What is sector separation?
In Gulf federal waters, there is a certain poundage of red snapper that can be caught per year. This poundage, or quota, is divided among two sectors: recreational and commercial. Sector separation (also known as Amendment 40 to the Gulf of Mexico Reef Fish Management Plan), divides the recreational sector and quota into two subsectors: private angler and federally-permitted for-hire. Sector separation provides a basis for flexibility in future management of the federally-permitted for-hire subsector, and allows for separate seasons for private anglers and federally-permitted for-hire vessels in federal waters.
How is the recreational quota divided between federally-permitted charter vessels and private anglers?
Starting in 2015, the recreational quota will be divided between these two subsectors, with 57.7% of the quota going to private anglers and 42.3% going to federally-permitted for-hire vessels. To determine this allocation, the Gulf of Mexico Fishery Management Council (Gulf Council) looked at landings data from past years from both subsectors. To calculate the allocation, the Gulf Council reviewed and averaged two time periods of landings, 1986 through 2013 and 2006 through 2013. These time two time periods were selected because they show historical trends in the fishery while also accounting for more recent landings trends.
What is FWC’s position on sector separation?
The FWC is opposed to sector separation as approved in Amendment 40, because it is overly divisive, negatively impacts private recreational anglers, and does little to solve problems in the red snapper fishery. Based on the comments received from the public, FWC staff has found no consensus on sector separation from the for-hire industry, and the majority of private anglers oppose sector separation.
When was sector separation approved?

(Stored data)
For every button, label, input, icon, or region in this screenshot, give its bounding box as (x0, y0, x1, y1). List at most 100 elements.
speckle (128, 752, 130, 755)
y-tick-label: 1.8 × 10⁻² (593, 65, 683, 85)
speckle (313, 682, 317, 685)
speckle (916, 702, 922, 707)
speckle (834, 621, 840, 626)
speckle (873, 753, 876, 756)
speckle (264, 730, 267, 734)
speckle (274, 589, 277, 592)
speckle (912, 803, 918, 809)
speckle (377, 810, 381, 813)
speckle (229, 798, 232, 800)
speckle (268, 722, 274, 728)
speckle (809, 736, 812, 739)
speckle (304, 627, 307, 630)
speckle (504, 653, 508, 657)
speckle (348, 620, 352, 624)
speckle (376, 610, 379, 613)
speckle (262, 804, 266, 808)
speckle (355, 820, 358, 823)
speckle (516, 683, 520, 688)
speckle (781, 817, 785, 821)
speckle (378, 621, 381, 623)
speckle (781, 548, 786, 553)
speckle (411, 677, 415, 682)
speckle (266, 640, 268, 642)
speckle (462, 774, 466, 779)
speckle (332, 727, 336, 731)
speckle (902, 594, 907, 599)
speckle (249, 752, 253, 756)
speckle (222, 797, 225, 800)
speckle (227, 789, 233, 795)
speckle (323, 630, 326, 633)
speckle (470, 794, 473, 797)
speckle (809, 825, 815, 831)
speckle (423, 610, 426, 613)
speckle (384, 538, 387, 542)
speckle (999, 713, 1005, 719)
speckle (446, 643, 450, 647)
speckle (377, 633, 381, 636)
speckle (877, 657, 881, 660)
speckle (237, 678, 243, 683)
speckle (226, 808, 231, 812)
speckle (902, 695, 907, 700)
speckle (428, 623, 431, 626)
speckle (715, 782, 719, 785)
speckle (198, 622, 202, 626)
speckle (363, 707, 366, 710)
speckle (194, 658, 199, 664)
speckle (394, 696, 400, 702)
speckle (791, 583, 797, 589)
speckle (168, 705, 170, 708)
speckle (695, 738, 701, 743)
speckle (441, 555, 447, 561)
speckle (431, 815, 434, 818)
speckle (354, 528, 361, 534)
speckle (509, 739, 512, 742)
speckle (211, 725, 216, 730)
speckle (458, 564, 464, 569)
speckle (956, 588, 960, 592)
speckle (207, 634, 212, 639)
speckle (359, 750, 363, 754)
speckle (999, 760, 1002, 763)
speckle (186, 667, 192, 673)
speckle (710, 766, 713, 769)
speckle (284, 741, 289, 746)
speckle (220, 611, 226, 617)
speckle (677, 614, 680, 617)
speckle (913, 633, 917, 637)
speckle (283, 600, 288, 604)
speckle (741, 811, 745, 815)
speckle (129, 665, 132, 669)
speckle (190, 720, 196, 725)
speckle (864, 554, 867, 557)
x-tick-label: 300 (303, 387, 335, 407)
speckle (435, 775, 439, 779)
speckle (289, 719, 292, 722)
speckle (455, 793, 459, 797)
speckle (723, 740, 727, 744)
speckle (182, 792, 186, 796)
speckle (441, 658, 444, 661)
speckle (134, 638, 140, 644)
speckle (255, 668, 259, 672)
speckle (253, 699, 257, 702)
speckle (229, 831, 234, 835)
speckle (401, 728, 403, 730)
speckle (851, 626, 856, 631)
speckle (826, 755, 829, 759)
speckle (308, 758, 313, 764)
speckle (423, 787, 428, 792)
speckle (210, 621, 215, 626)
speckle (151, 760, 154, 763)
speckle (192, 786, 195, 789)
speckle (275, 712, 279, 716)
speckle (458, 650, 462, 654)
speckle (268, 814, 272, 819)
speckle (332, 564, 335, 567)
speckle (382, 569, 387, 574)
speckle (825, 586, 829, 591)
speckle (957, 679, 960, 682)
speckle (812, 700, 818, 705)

> **Tasks and exercises**:
a) In the red snapper sector separation text, what share of the recreational quota goes to private anglers starting in 2015?
b) Continue the red snapper sector separation text from the point where it stops.

> **Solved tasks**:
a) 57.7% of the recreational quota goes to private anglers.

b)
Sector separation was approved by the Gulf Council at its October 2014 meeting and was approved on April 10, 2015, by the U.S. Secretary of Commerce.Sector separation becomes effective May22, 2015, in time for the 2015 federal season. The FWC representative on the Gulf Council voted against sector separation and the FWC was also part of a minority report written to the U.S. Secretary of Commerce by members of the Gulf Council that voted against sector separation.
Is sector separation a permanent management method? Could it change?
Sector separation will end in 3 years if action is not taken by the Gulf Council to extend the program.
Can federally-permitted for-hire captains and crew keep a bag limit of red snapper harvested from federal waters during their federal season?
No. Captain and crew of federally-permitted for-hire vessels are not allowed to retain a recreational bag limit of red snapper.Only customerson these tripscan retain bag limits of red snapper.
What does sector separation mean for state-permitted charter vessels?
State-licensed for-hire vessels that do not have a federal permit cannot harvest red snapper in federal waters, even during the federal open season, so they are not affected by sector separation. State-licensed for-hire vessels can only harvest red snapper in state waters during the open state waters season.
What does sector separation mean for private anglers? How long will the federal season be for private anglers fishing in federal waters?
Sector separation decreases fishing opportunities for private anglers fishing in federal waters. The 2015 federal season for private anglers will be 10 days, running June 1 through June 10.
What does sector separation mean for commercial fishermen?
Sector separation does not affect the commercial red snapper fishery. Commercial red snapper harvesters in the Gulf do not have a "season" like recreational anglers have. Instead, they are strictly regulated and monitored under a federal Individual Fishing Quota (IFQ) system in which each harvester is only allowed to harvest a certain amount of red snapper per year. When commercial harvesters catch their quota, they must immediately stop fishing for red snapper.